## Short exercise:
Across the data below, how many lines hold "Sensor"? Answer with that number and nothing else.
___ Records for the exercise ___
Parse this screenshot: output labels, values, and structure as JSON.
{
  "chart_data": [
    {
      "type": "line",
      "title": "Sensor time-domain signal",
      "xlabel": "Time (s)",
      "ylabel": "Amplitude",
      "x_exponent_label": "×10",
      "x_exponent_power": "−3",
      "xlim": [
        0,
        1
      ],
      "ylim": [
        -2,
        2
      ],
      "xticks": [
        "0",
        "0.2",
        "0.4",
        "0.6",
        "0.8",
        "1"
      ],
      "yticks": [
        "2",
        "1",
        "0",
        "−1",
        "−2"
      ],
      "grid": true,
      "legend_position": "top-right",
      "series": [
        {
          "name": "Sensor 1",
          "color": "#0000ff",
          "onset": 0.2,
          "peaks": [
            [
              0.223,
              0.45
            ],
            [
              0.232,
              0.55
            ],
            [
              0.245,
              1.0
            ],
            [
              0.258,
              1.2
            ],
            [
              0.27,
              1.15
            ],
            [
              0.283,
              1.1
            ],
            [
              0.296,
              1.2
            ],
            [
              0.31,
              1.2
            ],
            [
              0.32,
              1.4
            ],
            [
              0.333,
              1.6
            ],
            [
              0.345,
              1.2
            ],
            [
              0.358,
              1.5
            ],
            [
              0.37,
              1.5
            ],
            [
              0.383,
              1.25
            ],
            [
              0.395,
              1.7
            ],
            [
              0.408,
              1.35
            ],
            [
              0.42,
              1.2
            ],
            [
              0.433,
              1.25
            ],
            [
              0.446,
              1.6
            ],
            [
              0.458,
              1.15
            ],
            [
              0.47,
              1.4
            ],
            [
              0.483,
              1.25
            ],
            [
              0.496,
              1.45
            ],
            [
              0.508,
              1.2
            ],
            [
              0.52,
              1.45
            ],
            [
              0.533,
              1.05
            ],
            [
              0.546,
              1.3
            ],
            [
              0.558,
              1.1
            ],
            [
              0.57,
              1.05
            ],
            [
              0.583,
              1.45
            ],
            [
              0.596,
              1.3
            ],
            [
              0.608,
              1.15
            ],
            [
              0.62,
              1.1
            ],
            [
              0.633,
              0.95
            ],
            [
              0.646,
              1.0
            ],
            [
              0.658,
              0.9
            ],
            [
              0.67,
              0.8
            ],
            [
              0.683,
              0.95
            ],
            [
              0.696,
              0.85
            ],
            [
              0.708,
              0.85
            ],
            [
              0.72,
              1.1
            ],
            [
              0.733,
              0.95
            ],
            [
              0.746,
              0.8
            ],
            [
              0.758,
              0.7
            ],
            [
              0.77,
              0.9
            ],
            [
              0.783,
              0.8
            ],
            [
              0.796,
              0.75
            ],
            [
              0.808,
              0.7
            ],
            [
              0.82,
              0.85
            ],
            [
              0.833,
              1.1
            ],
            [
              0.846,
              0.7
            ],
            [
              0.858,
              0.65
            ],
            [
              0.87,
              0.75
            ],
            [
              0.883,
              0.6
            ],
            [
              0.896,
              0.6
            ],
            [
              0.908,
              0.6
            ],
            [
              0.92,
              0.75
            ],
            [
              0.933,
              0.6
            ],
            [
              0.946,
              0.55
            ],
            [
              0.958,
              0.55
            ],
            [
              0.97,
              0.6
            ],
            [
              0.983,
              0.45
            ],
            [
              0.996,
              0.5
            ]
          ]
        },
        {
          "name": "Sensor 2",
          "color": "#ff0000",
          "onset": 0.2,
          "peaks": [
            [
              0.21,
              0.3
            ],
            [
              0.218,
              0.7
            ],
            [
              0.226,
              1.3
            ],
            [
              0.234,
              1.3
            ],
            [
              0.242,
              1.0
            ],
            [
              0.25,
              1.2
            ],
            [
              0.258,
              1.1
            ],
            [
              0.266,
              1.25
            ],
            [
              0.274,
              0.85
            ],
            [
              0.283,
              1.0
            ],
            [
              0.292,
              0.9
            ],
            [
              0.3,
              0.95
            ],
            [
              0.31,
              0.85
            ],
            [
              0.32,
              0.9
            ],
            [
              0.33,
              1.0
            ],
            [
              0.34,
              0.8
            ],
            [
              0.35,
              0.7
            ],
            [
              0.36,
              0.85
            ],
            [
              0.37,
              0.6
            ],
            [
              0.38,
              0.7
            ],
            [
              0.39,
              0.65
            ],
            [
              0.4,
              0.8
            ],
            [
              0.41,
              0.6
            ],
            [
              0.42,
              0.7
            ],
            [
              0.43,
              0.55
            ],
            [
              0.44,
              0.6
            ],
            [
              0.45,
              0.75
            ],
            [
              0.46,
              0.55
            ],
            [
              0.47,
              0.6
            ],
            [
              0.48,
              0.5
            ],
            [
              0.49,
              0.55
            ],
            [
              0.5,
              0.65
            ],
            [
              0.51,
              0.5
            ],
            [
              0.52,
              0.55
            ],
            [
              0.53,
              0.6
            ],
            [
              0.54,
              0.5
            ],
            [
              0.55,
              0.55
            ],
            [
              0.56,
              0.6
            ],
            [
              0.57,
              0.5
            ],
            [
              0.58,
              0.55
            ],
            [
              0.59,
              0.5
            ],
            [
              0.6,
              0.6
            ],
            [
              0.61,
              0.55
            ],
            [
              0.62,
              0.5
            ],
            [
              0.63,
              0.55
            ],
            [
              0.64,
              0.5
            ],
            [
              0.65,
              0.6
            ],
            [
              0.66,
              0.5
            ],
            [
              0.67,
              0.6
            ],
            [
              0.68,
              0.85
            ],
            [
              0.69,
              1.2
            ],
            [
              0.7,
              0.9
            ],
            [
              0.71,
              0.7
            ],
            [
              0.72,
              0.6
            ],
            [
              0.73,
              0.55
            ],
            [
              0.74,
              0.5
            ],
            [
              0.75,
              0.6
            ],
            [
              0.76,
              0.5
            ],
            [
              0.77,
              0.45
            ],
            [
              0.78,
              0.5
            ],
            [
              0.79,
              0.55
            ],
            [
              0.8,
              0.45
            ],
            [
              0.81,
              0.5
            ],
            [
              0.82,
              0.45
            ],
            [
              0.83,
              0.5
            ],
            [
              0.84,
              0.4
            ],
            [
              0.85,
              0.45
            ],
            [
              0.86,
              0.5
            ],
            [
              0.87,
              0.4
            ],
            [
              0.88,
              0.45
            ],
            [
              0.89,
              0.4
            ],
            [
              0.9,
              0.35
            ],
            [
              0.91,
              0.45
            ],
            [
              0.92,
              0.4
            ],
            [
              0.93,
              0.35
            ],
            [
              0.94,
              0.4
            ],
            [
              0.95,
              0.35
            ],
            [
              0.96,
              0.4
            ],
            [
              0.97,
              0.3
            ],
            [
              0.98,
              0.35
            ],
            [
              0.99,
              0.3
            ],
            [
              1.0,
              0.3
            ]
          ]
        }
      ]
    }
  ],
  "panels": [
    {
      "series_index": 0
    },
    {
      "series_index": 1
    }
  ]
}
___
## The response:
3